Your objective: Please reproduce the records word for word, starting at the first line and ending at the line that contains "region-25-pocket [177, 399, 267, 444]", with both of those lines included.

Element boundary records:
(begin)
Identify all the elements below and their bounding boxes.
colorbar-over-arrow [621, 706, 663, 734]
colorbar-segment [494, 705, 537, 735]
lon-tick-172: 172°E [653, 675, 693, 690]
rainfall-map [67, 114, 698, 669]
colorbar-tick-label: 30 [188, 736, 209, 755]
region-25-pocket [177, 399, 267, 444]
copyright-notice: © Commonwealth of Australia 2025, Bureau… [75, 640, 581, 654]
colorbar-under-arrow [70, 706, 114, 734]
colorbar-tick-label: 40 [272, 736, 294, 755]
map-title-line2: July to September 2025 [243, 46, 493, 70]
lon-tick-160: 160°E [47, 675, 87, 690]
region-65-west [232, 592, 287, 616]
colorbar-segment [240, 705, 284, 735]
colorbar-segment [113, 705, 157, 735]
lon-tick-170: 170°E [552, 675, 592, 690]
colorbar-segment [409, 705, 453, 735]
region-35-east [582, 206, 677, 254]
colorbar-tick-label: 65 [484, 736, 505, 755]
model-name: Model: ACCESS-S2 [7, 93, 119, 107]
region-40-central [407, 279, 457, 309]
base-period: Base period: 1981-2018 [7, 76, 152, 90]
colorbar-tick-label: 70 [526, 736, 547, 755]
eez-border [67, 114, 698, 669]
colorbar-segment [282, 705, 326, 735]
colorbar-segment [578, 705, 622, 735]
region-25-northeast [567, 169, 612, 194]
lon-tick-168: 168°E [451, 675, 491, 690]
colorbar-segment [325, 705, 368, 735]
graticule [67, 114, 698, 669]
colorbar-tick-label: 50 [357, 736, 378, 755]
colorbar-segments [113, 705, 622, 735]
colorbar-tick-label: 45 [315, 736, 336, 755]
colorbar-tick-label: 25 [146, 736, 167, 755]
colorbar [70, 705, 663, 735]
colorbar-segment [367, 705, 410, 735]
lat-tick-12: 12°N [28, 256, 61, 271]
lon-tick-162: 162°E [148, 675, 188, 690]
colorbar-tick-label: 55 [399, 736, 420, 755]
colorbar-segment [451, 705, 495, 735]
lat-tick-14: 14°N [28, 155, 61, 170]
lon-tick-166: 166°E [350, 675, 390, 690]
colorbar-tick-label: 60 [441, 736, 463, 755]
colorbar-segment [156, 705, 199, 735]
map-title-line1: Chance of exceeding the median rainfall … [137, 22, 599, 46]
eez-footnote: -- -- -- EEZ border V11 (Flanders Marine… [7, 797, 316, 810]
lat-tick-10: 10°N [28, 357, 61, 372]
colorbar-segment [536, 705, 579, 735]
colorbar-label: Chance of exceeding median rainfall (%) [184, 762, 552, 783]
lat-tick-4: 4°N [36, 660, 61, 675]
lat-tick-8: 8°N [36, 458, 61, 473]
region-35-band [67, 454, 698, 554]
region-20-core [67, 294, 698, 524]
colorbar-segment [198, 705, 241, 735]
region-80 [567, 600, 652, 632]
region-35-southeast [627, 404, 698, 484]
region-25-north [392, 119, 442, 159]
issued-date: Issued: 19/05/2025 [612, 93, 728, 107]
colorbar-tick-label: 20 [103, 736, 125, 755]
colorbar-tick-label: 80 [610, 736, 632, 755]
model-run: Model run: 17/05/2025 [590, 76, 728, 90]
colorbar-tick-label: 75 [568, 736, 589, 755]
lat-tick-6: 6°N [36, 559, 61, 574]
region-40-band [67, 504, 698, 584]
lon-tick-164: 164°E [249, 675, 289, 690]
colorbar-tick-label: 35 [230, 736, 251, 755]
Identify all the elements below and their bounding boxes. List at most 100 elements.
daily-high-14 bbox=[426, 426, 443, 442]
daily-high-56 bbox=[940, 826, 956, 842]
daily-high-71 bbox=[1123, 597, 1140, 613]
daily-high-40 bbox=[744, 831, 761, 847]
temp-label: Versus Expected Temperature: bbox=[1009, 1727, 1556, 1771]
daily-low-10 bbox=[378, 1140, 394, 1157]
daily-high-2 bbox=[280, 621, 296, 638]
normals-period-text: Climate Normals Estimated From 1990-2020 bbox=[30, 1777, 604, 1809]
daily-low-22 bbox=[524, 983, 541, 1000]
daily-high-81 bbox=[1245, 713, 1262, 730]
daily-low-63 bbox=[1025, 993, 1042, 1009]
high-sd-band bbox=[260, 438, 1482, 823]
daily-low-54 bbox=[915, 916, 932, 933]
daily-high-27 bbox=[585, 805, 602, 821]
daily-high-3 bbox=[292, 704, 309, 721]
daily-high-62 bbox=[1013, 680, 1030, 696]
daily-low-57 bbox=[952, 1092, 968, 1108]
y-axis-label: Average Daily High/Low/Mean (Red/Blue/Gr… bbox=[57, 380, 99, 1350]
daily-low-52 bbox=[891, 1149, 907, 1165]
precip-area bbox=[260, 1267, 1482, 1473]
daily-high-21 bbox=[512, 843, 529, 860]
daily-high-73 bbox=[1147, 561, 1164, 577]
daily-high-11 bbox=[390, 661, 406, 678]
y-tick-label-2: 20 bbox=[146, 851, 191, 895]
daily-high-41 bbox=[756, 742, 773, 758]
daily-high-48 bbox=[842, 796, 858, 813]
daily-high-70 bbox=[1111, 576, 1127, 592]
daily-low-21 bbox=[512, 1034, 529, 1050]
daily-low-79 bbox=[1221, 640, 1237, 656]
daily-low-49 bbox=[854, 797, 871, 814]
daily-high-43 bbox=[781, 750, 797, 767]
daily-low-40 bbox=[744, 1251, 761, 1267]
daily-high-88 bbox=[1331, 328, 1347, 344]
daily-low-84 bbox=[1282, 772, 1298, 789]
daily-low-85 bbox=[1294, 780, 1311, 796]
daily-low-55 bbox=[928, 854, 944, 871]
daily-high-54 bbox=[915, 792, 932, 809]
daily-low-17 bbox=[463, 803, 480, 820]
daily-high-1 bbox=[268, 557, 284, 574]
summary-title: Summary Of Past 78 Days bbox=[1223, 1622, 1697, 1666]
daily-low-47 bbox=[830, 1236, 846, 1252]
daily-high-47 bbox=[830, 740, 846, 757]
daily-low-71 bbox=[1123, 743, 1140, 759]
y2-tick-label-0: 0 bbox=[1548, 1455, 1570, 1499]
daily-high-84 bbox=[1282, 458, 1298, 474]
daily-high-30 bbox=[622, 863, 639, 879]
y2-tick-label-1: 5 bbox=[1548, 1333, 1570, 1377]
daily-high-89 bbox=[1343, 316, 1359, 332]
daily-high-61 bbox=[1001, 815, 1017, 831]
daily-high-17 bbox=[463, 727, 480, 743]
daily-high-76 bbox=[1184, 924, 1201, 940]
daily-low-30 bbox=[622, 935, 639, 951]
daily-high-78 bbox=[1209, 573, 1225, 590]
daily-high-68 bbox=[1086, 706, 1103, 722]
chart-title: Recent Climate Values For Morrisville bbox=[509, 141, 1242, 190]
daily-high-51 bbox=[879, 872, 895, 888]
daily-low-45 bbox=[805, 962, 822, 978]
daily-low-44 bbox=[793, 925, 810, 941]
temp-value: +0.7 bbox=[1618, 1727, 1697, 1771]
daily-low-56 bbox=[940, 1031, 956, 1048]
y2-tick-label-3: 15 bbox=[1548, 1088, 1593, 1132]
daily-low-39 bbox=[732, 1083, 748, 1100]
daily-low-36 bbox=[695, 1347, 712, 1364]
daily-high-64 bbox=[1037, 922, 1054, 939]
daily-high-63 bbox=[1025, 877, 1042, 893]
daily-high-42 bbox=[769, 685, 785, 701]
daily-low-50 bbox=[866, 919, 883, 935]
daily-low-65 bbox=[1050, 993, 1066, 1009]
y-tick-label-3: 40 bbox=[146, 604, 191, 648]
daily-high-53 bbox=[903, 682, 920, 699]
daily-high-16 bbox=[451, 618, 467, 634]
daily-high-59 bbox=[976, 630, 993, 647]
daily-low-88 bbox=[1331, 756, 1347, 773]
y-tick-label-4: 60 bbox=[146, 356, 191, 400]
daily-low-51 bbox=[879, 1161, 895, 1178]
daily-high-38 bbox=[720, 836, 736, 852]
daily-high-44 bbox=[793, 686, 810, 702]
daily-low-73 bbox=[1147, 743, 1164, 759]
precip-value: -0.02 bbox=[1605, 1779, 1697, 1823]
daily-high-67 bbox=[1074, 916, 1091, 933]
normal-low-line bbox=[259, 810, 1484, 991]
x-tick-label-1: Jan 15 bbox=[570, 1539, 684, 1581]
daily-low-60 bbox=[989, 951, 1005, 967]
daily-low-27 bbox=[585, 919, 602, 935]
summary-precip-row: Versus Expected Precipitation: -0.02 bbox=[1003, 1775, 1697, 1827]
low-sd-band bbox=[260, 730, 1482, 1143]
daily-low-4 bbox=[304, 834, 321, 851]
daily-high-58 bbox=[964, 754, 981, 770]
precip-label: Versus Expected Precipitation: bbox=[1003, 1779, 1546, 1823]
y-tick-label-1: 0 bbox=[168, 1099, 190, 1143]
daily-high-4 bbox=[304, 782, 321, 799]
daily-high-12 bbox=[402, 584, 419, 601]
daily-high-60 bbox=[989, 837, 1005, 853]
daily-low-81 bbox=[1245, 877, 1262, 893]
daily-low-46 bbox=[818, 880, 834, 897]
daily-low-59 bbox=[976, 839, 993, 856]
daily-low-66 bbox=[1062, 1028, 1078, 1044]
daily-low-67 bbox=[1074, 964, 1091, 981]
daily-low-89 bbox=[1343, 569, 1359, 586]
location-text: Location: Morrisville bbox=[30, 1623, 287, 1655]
(end)
Solution to this exercise:
Identify all the elements below and their bounding boxes.
colorbar-over-arrow [621, 706, 663, 734]
colorbar-segment [494, 705, 537, 735]
lon-tick-172: 172°E [653, 675, 693, 690]
rainfall-map [67, 114, 698, 669]
colorbar-tick-label: 30 [188, 736, 209, 755]
region-25-pocket [177, 399, 267, 444]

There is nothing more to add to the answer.